◆ **Extracted information**
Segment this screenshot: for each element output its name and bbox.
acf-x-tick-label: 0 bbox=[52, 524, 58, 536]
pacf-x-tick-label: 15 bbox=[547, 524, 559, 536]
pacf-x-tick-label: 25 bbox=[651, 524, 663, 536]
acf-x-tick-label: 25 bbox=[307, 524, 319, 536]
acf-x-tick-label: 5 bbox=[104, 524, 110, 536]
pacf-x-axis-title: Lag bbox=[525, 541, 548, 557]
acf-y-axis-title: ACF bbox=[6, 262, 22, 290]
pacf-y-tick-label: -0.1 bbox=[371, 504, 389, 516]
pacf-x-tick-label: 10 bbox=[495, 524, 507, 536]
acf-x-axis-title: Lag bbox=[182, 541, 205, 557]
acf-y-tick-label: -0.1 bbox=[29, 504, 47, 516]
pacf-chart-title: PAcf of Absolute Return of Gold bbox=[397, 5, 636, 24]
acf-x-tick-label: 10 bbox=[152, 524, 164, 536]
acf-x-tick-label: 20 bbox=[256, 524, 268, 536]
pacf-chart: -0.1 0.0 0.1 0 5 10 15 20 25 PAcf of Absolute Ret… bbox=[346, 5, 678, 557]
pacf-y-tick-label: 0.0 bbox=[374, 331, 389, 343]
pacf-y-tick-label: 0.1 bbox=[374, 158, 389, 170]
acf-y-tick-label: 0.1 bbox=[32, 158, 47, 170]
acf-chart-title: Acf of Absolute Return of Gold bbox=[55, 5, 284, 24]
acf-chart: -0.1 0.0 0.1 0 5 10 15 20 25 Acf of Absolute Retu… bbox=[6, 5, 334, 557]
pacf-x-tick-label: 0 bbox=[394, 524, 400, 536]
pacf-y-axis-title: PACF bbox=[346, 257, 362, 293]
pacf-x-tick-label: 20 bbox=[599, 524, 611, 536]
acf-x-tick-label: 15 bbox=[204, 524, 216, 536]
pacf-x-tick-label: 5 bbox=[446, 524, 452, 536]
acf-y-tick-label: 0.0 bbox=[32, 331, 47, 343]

◆ **Exercise brief**
Print the records above exactly, from their first line through the line that contains "acf-x-tick-label: 10 bbox=[152, 524, 164, 536]".

◆ **Output of the task**
Segment this screenshot: for each element output its name and bbox.
acf-x-tick-label: 0 bbox=[52, 524, 58, 536]
pacf-x-tick-label: 15 bbox=[547, 524, 559, 536]
pacf-x-tick-label: 25 bbox=[651, 524, 663, 536]
acf-x-tick-label: 25 bbox=[307, 524, 319, 536]
acf-x-tick-label: 5 bbox=[104, 524, 110, 536]
pacf-x-axis-title: Lag bbox=[525, 541, 548, 557]
acf-y-axis-title: ACF bbox=[6, 262, 22, 290]
pacf-y-tick-label: -0.1 bbox=[371, 504, 389, 516]
pacf-x-tick-label: 10 bbox=[495, 524, 507, 536]
acf-x-axis-title: Lag bbox=[182, 541, 205, 557]
acf-y-tick-label: -0.1 bbox=[29, 504, 47, 516]
pacf-chart-title: PAcf of Absolute Return of Gold bbox=[397, 5, 636, 24]
acf-x-tick-label: 10 bbox=[152, 524, 164, 536]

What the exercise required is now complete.